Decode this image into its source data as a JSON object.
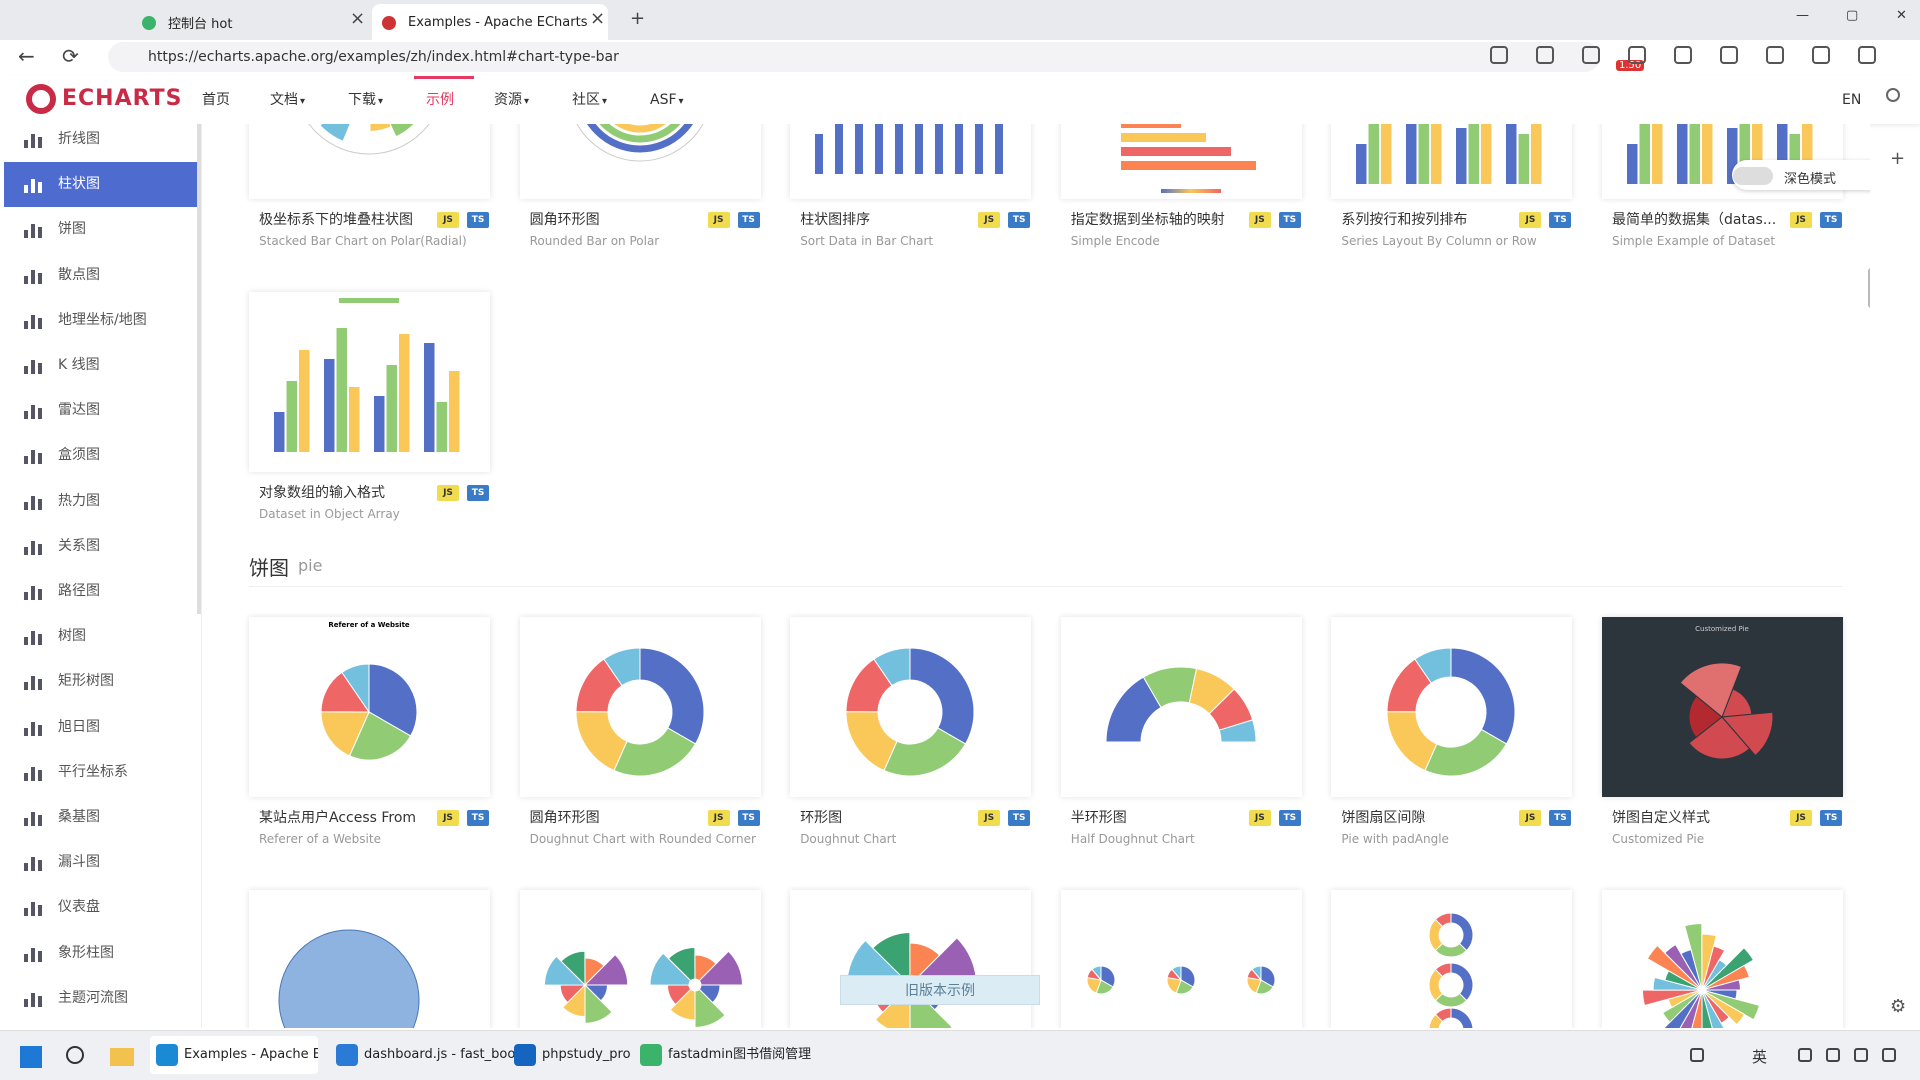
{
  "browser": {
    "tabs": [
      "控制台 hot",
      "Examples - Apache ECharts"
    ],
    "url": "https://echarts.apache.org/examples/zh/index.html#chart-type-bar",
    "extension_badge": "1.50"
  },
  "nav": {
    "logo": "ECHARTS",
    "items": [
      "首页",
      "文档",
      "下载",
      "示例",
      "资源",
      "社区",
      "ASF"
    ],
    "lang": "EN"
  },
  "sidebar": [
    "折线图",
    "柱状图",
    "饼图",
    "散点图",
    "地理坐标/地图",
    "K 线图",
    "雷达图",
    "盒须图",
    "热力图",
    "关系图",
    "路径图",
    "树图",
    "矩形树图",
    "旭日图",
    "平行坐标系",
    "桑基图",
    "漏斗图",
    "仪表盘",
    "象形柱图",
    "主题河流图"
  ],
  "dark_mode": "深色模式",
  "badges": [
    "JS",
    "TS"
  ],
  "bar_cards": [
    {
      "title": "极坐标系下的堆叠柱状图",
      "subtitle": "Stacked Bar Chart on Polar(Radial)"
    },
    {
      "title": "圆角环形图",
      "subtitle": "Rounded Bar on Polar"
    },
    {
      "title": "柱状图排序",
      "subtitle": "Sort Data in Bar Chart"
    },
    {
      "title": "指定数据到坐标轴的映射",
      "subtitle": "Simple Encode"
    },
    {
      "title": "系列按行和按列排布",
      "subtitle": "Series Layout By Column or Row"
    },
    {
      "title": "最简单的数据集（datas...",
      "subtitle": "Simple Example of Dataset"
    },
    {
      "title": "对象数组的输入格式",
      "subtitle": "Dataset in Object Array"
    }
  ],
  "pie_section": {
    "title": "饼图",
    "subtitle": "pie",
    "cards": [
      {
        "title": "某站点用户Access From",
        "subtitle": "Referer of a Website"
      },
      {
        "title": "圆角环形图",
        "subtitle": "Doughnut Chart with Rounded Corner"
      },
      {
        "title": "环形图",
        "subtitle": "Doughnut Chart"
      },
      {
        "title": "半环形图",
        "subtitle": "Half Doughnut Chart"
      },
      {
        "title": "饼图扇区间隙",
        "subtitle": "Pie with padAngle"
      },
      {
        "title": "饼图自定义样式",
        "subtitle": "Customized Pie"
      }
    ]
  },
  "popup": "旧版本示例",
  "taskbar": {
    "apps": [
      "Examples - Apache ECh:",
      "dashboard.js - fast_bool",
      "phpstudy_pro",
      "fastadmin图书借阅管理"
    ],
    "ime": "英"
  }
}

--*--

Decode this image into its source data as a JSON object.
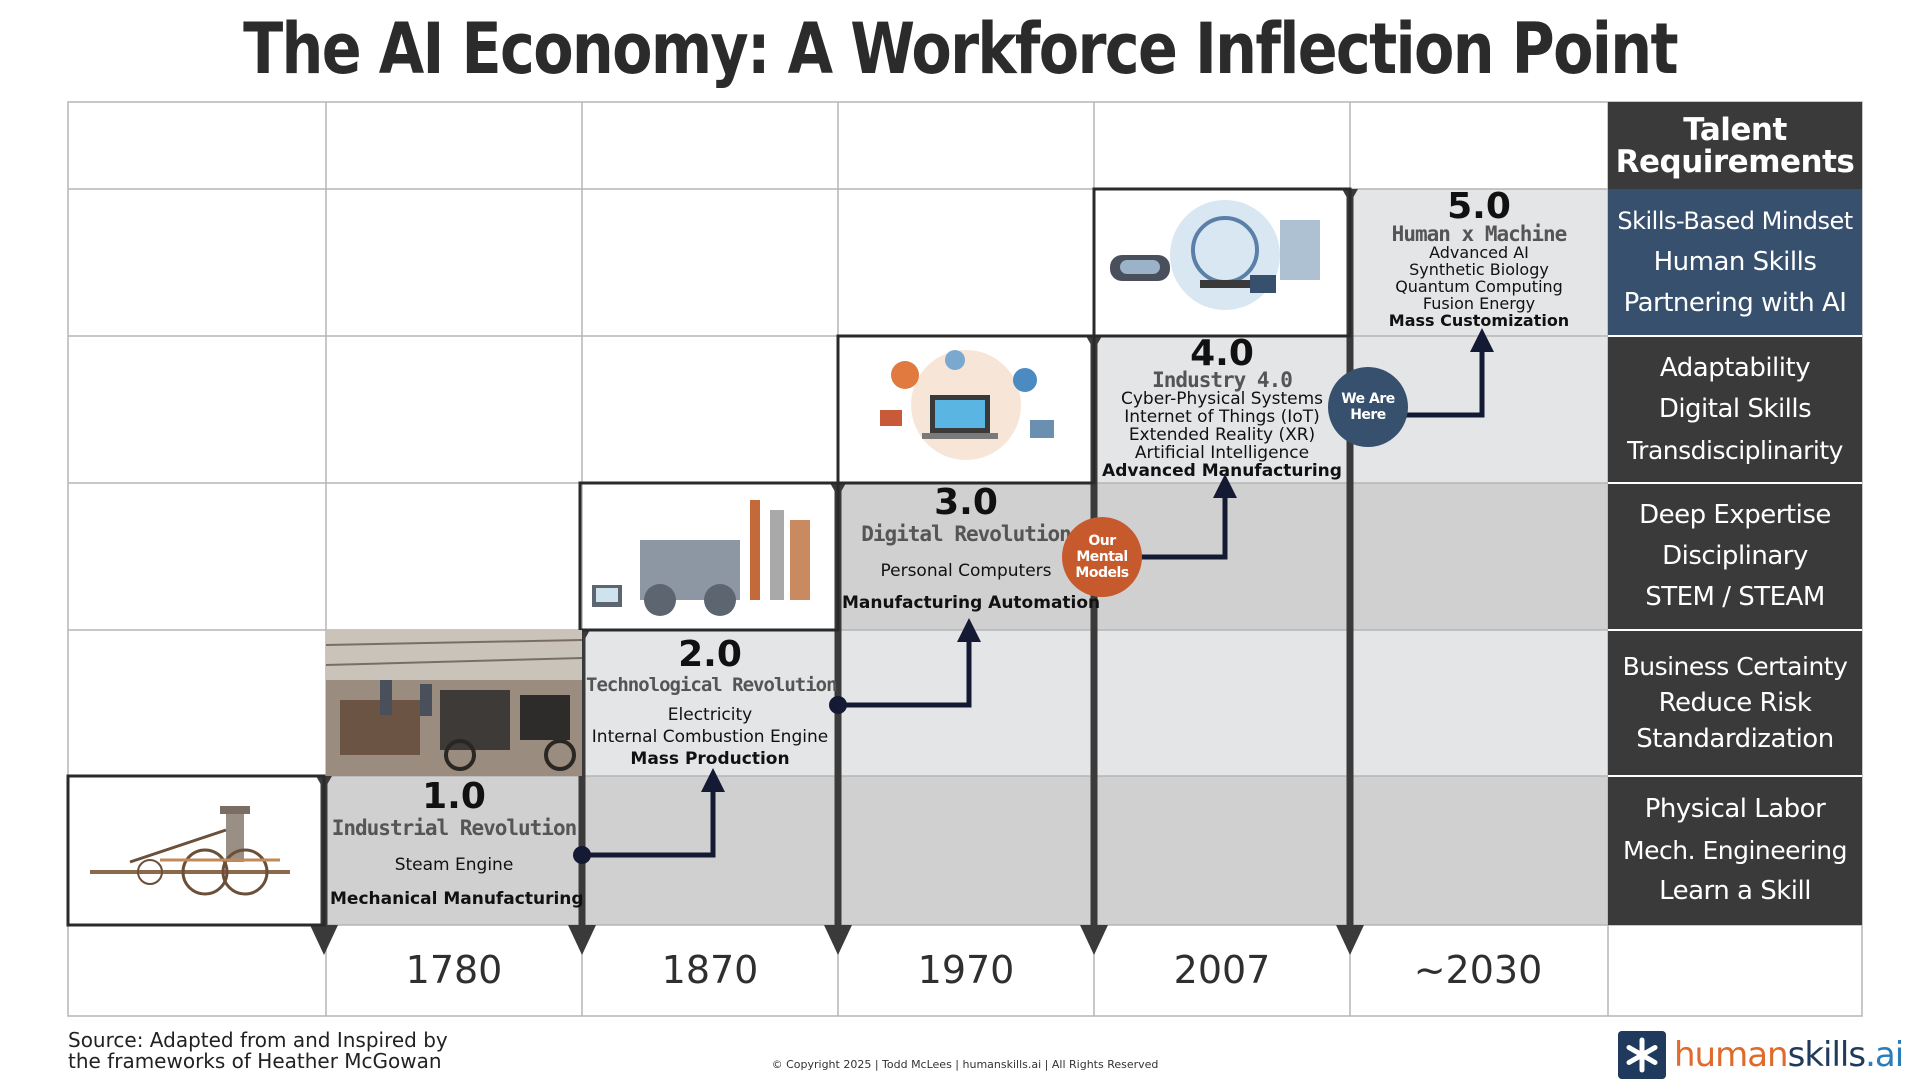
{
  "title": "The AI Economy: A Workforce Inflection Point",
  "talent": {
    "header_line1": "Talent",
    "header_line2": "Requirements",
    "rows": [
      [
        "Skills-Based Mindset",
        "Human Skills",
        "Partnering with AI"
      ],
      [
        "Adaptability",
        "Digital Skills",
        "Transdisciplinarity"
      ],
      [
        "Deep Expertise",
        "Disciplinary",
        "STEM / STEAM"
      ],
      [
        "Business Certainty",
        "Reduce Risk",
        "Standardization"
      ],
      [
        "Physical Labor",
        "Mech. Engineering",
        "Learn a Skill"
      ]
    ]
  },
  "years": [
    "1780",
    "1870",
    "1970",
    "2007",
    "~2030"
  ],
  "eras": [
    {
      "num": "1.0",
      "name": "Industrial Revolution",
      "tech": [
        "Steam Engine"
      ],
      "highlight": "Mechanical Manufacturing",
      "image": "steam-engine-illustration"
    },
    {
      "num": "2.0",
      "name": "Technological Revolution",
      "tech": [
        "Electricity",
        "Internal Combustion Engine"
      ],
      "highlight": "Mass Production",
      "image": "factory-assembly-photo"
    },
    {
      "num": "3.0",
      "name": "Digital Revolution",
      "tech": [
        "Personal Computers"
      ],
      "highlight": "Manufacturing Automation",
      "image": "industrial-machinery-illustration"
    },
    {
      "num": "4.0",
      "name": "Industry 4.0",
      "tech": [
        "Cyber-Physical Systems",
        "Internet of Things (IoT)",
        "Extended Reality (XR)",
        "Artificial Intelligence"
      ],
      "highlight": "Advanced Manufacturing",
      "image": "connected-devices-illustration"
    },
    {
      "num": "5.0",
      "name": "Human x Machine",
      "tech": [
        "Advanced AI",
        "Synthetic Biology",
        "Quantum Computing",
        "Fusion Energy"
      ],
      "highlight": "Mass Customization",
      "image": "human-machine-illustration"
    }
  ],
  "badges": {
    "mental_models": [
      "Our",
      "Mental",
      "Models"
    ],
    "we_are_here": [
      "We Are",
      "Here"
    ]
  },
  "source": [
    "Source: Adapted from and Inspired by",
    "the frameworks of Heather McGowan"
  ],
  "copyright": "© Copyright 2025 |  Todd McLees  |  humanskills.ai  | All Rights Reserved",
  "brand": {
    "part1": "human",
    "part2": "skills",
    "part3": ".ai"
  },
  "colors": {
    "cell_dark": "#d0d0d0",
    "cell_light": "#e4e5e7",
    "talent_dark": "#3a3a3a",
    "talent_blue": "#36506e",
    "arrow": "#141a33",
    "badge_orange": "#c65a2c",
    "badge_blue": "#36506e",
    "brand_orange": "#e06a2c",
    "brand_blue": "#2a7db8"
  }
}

--*--

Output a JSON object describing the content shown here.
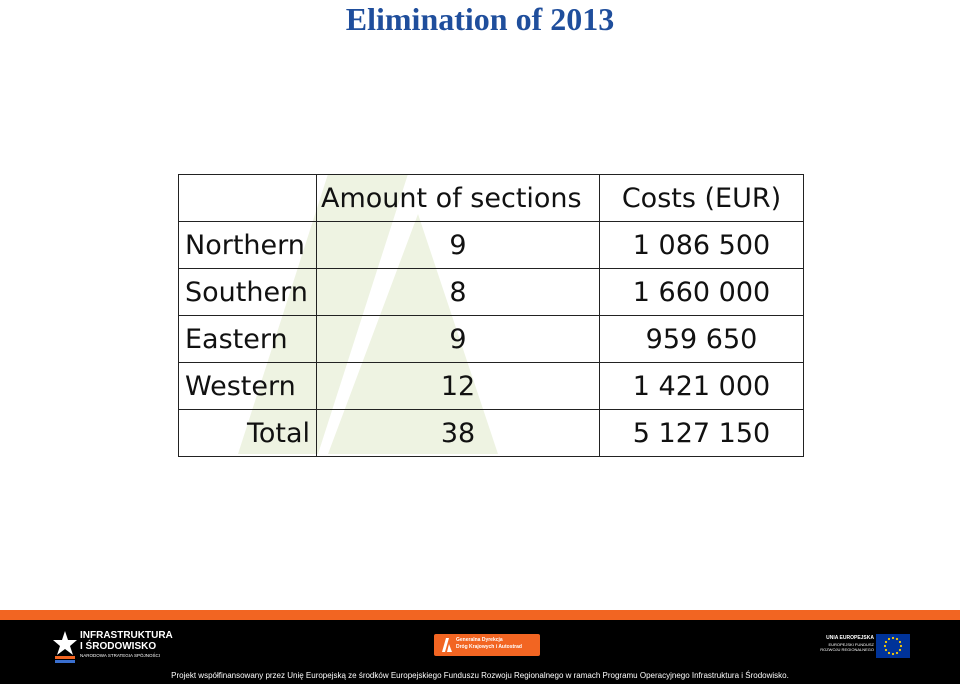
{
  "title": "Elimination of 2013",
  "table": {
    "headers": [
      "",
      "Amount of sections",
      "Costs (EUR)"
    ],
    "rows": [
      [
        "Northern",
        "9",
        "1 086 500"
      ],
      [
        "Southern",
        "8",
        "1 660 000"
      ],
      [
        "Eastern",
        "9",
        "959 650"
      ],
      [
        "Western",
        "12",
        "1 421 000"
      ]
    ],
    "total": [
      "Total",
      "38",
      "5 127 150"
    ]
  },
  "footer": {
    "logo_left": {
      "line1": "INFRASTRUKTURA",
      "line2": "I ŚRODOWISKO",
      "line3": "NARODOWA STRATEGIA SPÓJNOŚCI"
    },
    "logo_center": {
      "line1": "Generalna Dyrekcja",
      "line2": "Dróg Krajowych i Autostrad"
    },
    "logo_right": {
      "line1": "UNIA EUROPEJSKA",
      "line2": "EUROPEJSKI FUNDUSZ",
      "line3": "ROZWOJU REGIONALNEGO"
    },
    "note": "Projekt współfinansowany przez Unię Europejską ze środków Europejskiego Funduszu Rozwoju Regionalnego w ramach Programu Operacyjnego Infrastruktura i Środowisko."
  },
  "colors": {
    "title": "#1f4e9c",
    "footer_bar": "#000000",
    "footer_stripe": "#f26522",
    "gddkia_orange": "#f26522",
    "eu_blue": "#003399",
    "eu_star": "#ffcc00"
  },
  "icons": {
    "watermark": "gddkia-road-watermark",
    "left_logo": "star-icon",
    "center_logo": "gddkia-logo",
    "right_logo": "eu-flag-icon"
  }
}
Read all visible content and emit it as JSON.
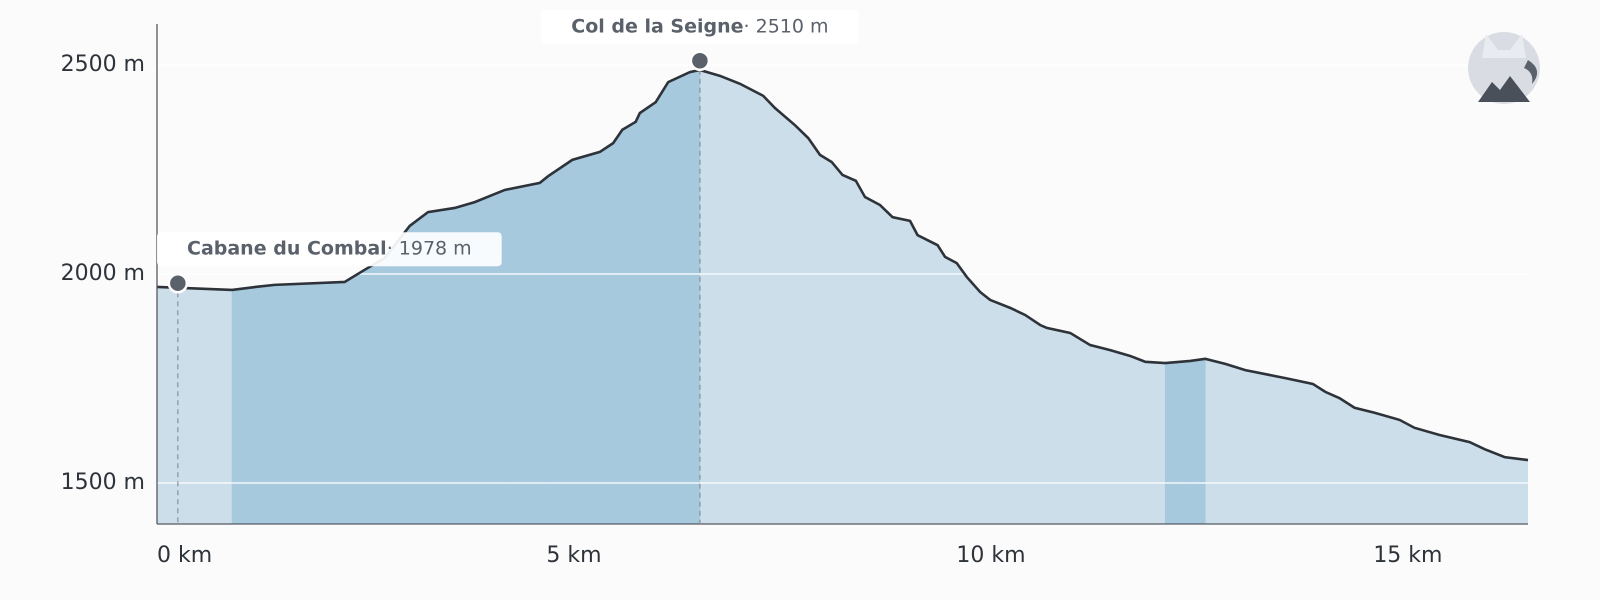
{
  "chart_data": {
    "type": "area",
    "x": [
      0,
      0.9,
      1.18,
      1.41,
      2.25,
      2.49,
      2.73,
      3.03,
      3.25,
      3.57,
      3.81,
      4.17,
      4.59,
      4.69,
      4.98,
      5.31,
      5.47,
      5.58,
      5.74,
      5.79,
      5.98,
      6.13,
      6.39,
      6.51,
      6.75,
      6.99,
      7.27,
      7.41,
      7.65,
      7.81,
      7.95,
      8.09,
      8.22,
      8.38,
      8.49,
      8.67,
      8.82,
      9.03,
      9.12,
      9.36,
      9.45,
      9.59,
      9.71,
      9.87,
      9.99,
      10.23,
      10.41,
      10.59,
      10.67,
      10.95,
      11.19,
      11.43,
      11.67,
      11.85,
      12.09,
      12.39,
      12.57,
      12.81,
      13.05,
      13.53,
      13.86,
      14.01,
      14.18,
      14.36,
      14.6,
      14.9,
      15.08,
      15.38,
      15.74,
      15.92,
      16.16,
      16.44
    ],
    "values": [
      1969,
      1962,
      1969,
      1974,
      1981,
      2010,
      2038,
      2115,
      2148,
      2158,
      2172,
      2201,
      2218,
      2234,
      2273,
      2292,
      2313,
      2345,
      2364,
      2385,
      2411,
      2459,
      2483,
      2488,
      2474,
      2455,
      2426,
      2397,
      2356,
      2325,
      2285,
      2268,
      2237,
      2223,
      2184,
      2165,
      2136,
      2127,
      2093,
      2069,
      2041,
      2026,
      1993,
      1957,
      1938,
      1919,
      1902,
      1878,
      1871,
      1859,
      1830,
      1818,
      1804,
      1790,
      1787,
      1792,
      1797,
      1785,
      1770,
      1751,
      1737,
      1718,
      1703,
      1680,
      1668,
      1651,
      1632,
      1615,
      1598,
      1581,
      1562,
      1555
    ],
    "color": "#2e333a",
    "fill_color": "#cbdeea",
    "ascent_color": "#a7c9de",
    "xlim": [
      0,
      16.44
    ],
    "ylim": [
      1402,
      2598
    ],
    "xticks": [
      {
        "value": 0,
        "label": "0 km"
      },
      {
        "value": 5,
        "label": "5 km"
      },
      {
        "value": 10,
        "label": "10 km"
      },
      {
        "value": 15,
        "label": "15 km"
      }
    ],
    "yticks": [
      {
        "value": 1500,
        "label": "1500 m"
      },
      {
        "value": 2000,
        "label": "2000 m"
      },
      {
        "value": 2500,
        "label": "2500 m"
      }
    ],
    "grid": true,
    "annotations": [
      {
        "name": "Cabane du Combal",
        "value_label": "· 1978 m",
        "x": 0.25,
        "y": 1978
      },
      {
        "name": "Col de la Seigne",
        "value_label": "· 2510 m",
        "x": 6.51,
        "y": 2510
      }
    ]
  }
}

--*--

Prompt
Go through the listing above and locate each line that holds the word "Doughnut". Copy those lines.

Solution for this task
        "subtitle": "Doughnut Chart with Rounded Corner"
        "subtitle": "Doughnut Chart"
        "subtitle": "Half Doughnut Chart"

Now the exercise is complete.